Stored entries
|---|
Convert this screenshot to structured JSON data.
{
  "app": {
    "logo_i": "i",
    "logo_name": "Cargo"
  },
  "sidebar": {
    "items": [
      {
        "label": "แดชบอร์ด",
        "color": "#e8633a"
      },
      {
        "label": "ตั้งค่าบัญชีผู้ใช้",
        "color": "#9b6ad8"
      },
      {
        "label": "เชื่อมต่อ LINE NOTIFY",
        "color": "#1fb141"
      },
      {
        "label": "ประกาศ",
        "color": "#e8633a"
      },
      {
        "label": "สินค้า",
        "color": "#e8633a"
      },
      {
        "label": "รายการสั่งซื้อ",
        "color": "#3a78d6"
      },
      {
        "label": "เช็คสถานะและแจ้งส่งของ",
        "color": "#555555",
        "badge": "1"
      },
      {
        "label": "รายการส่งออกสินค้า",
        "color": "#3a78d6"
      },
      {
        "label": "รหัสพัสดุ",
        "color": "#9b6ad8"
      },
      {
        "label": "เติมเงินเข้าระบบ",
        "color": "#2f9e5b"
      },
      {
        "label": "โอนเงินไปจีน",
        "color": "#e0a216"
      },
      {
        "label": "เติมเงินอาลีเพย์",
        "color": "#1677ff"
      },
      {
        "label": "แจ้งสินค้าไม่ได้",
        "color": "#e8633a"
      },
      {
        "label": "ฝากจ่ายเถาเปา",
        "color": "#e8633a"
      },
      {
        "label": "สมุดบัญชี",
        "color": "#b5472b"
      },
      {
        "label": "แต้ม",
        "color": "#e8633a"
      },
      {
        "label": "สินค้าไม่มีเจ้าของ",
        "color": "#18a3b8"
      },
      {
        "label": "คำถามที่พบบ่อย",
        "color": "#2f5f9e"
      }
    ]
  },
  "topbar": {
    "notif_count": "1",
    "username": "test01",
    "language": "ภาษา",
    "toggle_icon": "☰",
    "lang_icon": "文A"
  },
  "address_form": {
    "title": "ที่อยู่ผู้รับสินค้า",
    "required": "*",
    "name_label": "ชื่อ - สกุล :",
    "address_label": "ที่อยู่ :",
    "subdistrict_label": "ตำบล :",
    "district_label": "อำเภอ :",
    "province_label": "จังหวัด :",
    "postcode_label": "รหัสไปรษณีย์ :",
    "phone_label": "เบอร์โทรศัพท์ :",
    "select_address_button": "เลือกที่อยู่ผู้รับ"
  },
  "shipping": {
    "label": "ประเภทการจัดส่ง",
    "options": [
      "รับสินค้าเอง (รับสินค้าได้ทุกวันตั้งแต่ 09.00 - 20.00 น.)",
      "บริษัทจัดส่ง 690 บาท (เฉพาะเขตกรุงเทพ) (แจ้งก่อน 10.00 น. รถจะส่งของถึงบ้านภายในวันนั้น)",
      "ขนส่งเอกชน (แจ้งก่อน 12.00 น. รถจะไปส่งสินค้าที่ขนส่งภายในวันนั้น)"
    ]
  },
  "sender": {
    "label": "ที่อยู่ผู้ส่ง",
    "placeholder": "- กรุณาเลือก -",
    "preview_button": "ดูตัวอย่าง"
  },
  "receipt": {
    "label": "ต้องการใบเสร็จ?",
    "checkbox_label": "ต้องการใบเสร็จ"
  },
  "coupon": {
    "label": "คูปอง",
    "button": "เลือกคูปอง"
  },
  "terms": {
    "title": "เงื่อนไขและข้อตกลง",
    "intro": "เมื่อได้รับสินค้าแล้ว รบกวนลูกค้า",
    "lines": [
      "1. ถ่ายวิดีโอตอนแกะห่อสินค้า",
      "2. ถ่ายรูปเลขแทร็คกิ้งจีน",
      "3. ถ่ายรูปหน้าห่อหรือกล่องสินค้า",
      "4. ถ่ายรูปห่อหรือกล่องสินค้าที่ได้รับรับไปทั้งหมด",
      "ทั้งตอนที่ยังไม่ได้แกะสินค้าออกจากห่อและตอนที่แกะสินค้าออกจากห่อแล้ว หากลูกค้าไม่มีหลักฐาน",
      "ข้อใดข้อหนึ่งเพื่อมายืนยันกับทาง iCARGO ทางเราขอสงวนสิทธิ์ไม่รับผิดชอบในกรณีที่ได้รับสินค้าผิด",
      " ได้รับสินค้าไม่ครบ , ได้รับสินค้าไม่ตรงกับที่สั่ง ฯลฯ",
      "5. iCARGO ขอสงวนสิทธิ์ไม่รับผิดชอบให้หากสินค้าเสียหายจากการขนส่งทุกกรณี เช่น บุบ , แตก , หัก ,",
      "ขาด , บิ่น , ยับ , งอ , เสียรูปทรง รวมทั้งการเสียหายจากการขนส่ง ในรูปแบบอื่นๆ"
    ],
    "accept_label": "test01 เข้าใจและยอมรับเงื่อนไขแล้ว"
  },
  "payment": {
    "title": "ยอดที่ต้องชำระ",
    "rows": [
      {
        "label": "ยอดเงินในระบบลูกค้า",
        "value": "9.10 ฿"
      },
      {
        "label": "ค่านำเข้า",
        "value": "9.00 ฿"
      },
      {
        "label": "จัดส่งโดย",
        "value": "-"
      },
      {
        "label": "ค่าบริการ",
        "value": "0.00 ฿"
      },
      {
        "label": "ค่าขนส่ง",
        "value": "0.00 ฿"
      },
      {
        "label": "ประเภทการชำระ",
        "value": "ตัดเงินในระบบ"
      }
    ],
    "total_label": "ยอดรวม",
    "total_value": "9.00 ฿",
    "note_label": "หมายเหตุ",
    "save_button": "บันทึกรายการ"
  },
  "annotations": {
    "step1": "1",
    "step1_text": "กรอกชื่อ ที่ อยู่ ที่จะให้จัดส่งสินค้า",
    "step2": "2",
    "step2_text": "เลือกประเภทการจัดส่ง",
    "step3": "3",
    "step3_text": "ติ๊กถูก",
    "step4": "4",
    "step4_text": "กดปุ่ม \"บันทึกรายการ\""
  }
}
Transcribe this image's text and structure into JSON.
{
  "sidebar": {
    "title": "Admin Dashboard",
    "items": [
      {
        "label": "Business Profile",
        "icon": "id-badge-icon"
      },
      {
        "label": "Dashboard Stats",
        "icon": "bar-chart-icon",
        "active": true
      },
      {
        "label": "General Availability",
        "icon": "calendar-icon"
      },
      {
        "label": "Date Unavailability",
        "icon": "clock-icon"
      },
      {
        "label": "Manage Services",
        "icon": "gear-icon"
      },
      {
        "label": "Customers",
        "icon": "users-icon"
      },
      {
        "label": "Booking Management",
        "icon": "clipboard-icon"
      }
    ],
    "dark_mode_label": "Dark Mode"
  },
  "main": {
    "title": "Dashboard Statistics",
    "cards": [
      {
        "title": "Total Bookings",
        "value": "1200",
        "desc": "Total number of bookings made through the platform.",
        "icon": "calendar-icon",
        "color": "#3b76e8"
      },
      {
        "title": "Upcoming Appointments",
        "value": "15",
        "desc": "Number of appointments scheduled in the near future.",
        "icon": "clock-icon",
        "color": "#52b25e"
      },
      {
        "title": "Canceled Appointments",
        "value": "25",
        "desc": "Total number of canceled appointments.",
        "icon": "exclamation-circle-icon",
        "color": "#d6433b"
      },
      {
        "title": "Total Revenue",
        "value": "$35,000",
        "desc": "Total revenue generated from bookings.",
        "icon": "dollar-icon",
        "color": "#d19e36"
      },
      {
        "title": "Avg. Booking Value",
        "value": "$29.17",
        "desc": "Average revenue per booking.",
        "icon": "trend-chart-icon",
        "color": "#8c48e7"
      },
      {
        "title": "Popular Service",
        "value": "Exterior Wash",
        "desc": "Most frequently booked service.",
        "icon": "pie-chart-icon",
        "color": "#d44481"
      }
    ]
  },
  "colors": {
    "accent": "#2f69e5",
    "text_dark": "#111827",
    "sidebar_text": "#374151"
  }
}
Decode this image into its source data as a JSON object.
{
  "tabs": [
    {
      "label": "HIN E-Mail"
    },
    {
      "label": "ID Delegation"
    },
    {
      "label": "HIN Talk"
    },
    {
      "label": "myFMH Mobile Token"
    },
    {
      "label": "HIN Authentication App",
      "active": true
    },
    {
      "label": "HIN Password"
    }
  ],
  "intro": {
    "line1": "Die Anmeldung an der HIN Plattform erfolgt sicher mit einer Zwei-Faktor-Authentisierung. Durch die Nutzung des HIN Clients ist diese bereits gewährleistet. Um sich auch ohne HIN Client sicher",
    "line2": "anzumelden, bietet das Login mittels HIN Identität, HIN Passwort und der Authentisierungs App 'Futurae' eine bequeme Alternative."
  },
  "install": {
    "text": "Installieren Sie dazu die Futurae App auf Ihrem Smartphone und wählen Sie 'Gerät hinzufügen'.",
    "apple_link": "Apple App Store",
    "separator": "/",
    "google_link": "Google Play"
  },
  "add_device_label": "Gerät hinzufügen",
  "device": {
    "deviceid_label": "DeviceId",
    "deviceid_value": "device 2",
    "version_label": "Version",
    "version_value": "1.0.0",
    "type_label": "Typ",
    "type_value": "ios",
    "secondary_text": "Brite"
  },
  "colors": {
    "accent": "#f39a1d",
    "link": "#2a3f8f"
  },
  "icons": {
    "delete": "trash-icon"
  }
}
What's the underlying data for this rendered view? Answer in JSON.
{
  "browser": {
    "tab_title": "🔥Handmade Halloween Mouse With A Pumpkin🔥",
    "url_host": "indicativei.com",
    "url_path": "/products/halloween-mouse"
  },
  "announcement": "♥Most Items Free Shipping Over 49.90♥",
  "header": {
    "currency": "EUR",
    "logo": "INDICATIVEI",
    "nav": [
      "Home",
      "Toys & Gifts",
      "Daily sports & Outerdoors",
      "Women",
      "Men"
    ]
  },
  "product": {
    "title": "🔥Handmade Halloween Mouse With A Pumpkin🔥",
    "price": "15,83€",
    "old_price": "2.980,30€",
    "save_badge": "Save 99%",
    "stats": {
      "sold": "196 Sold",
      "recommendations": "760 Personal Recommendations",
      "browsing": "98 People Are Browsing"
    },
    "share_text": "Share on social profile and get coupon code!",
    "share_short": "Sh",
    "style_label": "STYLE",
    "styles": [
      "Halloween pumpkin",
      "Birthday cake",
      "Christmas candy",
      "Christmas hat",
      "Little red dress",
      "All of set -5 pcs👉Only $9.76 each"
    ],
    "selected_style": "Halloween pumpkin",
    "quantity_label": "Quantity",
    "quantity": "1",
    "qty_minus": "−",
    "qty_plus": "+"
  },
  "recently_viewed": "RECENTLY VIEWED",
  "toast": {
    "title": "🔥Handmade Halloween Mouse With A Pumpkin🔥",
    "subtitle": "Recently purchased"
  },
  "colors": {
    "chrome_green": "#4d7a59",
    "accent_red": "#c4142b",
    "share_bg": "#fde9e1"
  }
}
|---|
■ TASK PROMPT ■
Find the lines with the string "desc" and reproduce them.

■ TASK ANSWER ■
        "desc": "Total number of bookings made through the platform.",
        "desc": "Number of appointments scheduled in the near future.",
        "desc": "Total number of canceled appointments.",
        "desc": "Total revenue generated from bookings.",
        "desc": "Average revenue per booking.",
        "desc": "Most frequently booked service.",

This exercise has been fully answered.